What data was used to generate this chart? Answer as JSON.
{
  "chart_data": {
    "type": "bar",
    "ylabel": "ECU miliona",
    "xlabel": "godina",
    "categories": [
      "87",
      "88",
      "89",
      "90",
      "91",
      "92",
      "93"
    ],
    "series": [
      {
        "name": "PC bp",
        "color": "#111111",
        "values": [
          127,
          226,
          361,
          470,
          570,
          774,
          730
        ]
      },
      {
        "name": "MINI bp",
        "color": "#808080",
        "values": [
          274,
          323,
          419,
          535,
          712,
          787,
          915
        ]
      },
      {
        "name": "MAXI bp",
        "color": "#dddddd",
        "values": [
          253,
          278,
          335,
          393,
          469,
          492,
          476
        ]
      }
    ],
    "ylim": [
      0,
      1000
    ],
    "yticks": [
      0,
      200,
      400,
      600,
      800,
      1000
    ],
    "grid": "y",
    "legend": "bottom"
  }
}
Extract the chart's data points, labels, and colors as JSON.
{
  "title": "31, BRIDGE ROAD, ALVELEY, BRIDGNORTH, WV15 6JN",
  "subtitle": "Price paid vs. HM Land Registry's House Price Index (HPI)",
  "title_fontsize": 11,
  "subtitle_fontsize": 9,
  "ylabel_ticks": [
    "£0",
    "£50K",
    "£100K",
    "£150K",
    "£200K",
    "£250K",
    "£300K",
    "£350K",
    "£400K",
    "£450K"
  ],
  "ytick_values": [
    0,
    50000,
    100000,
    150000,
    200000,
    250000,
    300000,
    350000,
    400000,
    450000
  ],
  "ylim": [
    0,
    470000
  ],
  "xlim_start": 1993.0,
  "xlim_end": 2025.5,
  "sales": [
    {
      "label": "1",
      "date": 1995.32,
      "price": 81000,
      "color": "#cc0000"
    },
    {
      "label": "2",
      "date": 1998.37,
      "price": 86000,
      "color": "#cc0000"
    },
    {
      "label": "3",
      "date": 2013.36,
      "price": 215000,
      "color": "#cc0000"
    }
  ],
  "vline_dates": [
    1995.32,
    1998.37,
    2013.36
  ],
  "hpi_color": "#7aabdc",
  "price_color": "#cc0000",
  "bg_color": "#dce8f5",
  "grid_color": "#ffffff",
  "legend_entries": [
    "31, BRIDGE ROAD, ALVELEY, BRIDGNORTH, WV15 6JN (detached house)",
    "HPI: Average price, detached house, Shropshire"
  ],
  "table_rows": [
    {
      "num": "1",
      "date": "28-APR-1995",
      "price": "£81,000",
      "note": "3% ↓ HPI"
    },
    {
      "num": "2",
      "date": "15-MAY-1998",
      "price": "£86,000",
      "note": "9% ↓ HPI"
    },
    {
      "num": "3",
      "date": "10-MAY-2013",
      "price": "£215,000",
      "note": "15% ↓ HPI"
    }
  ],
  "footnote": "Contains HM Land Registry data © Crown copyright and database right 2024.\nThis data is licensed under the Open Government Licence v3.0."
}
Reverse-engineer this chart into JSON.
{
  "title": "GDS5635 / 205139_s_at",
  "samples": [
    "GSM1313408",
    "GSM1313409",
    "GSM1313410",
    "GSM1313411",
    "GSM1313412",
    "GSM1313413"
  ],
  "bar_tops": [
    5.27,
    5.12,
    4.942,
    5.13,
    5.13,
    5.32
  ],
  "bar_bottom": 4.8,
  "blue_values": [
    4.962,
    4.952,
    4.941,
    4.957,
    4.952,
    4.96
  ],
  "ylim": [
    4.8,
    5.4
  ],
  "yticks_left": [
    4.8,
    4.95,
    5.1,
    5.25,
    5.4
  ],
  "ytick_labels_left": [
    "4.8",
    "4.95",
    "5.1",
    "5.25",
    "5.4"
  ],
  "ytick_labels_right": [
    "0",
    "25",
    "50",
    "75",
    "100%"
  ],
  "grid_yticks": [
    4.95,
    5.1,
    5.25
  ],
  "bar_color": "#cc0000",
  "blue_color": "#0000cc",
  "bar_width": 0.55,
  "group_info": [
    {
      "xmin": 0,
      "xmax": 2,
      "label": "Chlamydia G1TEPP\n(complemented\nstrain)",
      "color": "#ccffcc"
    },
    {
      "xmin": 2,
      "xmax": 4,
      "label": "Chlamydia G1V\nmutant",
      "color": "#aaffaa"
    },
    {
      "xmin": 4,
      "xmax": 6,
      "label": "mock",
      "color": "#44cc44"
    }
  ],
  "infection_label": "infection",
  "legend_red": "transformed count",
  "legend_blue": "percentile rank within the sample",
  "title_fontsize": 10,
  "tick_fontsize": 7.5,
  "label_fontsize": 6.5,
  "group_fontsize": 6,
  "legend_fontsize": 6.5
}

[What is expected] Exact output of every entry is required.

[Full solution]
What data was used to generate this chart? Answer as JSON.
{
  "chart_data": {
    "type": "bar",
    "ylabel": "ECU miliona",
    "xlabel": "godina",
    "categories": [
      "87",
      "88",
      "89",
      "90",
      "91",
      "92",
      "93"
    ],
    "series": [
      {
        "name": "PC bp",
        "color": "#111111",
        "values": [
          127,
          226,
          361,
          470,
          570,
          774,
          730
        ]
      },
      {
        "name": "MINI bp",
        "color": "#808080",
        "values": [
          274,
          323,
          419,
          535,
          712,
          787,
          915
        ]
      },
      {
        "name": "MAXI bp",
        "color": "#dddddd",
        "values": [
          253,
          278,
          335,
          393,
          469,
          492,
          476
        ]
      }
    ],
    "ylim": [
      0,
      1000
    ],
    "yticks": [
      0,
      200,
      400,
      600,
      800,
      1000
    ],
    "grid": "y",
    "legend": "bottom"
  }
}
Extract the chart's data points, labels, and colors as JSON.
{
  "title": "31, BRIDGE ROAD, ALVELEY, BRIDGNORTH, WV15 6JN",
  "subtitle": "Price paid vs. HM Land Registry's House Price Index (HPI)",
  "title_fontsize": 11,
  "subtitle_fontsize": 9,
  "ylabel_ticks": [
    "£0",
    "£50K",
    "£100K",
    "£150K",
    "£200K",
    "£250K",
    "£300K",
    "£350K",
    "£400K",
    "£450K"
  ],
  "ytick_values": [
    0,
    50000,
    100000,
    150000,
    200000,
    250000,
    300000,
    350000,
    400000,
    450000
  ],
  "ylim": [
    0,
    470000
  ],
  "xlim_start": 1993.0,
  "xlim_end": 2025.5,
  "sales": [
    {
      "label": "1",
      "date": 1995.32,
      "price": 81000,
      "color": "#cc0000"
    },
    {
      "label": "2",
      "date": 1998.37,
      "price": 86000,
      "color": "#cc0000"
    },
    {
      "label": "3",
      "date": 2013.36,
      "price": 215000,
      "color": "#cc0000"
    }
  ],
  "vline_dates": [
    1995.32,
    1998.37,
    2013.36
  ],
  "hpi_color": "#7aabdc",
  "price_color": "#cc0000",
  "bg_color": "#dce8f5",
  "grid_color": "#ffffff",
  "legend_entries": [
    "31, BRIDGE ROAD, ALVELEY, BRIDGNORTH, WV15 6JN (detached house)",
    "HPI: Average price, detached house, Shropshire"
  ],
  "table_rows": [
    {
      "num": "1",
      "date": "28-APR-1995",
      "price": "£81,000",
      "note": "3% ↓ HPI"
    },
    {
      "num": "2",
      "date": "15-MAY-1998",
      "price": "£86,000",
      "note": "9% ↓ HPI"
    },
    {
      "num": "3",
      "date": "10-MAY-2013",
      "price": "£215,000",
      "note": "15% ↓ HPI"
    }
  ],
  "footnote": "Contains HM Land Registry data © Crown copyright and database right 2024.\nThis data is licensed under the Open Government Licence v3.0."
}
Reverse-engineer this chart into JSON.
{
  "title": "GDS5635 / 205139_s_at",
  "samples": [
    "GSM1313408",
    "GSM1313409",
    "GSM1313410",
    "GSM1313411",
    "GSM1313412",
    "GSM1313413"
  ],
  "bar_tops": [
    5.27,
    5.12,
    4.942,
    5.13,
    5.13,
    5.32
  ],
  "bar_bottom": 4.8,
  "blue_values": [
    4.962,
    4.952,
    4.941,
    4.957,
    4.952,
    4.96
  ],
  "ylim": [
    4.8,
    5.4
  ],
  "yticks_left": [
    4.8,
    4.95,
    5.1,
    5.25,
    5.4
  ],
  "ytick_labels_left": [
    "4.8",
    "4.95",
    "5.1",
    "5.25",
    "5.4"
  ],
  "ytick_labels_right": [
    "0",
    "25",
    "50",
    "75",
    "100%"
  ],
  "grid_yticks": [
    4.95,
    5.1,
    5.25
  ],
  "bar_color": "#cc0000",
  "blue_color": "#0000cc",
  "bar_width": 0.55,
  "group_info": [
    {
      "xmin": 0,
      "xmax": 2,
      "label": "Chlamydia G1TEPP\n(complemented\nstrain)",
      "color": "#ccffcc"
    },
    {
      "xmin": 2,
      "xmax": 4,
      "label": "Chlamydia G1V\nmutant",
      "color": "#aaffaa"
    },
    {
      "xmin": 4,
      "xmax": 6,
      "label": "mock",
      "color": "#44cc44"
    }
  ],
  "infection_label": "infection",
  "legend_red": "transformed count",
  "legend_blue": "percentile rank within the sample",
  "title_fontsize": 10,
  "tick_fontsize": 7.5,
  "label_fontsize": 6.5,
  "group_fontsize": 6,
  "legend_fontsize": 6.5
}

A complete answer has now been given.